» **Challenge**:
Each entry in the listing below should be restated word for word.

» **Records provided**:
******

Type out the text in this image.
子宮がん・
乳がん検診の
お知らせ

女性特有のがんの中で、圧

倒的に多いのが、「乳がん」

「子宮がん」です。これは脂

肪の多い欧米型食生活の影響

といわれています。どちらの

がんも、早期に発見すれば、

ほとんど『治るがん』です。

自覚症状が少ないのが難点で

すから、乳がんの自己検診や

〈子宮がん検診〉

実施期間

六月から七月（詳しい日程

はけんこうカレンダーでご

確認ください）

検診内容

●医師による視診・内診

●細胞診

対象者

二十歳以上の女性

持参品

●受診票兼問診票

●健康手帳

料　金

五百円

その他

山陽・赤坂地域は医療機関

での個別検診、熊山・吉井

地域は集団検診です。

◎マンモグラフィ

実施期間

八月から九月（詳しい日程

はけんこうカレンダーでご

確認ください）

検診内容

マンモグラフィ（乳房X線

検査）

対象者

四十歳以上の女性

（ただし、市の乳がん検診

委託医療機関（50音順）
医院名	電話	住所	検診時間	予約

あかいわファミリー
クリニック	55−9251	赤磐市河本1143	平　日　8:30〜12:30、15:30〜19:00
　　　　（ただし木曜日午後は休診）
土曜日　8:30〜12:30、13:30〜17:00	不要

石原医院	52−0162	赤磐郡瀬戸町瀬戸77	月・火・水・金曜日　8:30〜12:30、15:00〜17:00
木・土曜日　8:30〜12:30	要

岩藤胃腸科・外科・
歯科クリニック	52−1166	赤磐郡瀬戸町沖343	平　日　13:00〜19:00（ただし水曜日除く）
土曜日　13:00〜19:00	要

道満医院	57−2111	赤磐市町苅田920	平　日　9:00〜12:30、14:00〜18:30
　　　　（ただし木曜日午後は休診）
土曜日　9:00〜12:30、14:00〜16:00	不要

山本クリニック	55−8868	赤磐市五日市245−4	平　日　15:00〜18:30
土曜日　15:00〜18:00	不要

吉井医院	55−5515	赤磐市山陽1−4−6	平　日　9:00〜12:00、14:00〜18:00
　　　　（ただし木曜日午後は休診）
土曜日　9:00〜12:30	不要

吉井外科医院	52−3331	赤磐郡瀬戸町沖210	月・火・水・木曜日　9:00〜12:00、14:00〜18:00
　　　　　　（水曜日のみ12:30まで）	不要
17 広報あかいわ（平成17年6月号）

******

» **Complete output**:
Type out the text in this image.
子宮がん・
乳がん検診の
お知らせ

女性特有のがんの中で、圧

倒的に多いのが、「乳がん」

「子宮がん」です。これは脂

肪の多い欧米型食生活の影響

といわれています。どちらの

がんも、早期に発見すれば、

ほとんど『治るがん』です。

自覚症状が少ないのが難点で

すから、乳がんの自己検診や

〈子宮がん検診〉

実施期間

六月から七月（詳しい日程

はけんこうカレンダーでご

確認ください）

検診内容

●医師による視診・内診

●細胞診

対象者

二十歳以上の女性

持参品

●受診票兼問診票

●健康手帳

料　金

五百円

その他

山陽・赤坂地域は医療機関

での個別検診、熊山・吉井

地域は集団検診です。

◎マンモグラフィ

実施期間

八月から九月（詳しい日程

はけんこうカレンダーでご

確認ください）

検診内容

マンモグラフィ（乳房X線

検査）

対象者

四十歳以上の女性

（ただし、市の乳がん検診

委託医療機関（50音順）
医院名	電話	住所	検診時間	予約

あかいわファミリー
クリニック	55−9251	赤磐市河本1143	平　日　8:30〜12:30、15:30〜19:00
　　　　（ただし木曜日午後は休診）
土曜日　8:30〜12:30、13:30〜17:00	不要

石原医院	52−0162	赤磐郡瀬戸町瀬戸77	月・火・水・金曜日　8:30〜12:30、15:00〜17:00
木・土曜日　8:30〜12:30	要

岩藤胃腸科・外科・
歯科クリニック	52−1166	赤磐郡瀬戸町沖343	平　日　13:00〜19:00（ただし水曜日除く）
土曜日　13:00〜19:00	要

道満医院	57−2111	赤磐市町苅田920	平　日　9:00〜12:30、14:00〜18:30
　　　　（ただし木曜日午後は休診）
土曜日　9:00〜12:30、14:00〜16:00	不要

山本クリニック	55−8868	赤磐市五日市245−4	平　日　15:00〜18:30
土曜日　15:00〜18:00	不要

吉井医院	55−5515	赤磐市山陽1−4−6	平　日　9:00〜12:00、14:00〜18:00
　　　　（ただし木曜日午後は休診）
土曜日　9:00〜12:30	不要

吉井外科医院	52−3331	赤磐郡瀬戸町沖210	月・火・水・木曜日　9:00〜12:00、14:00〜18:00
　　　　　　（水曜日のみ12:30まで）	不要
17 広報あかいわ（平成17年6月号）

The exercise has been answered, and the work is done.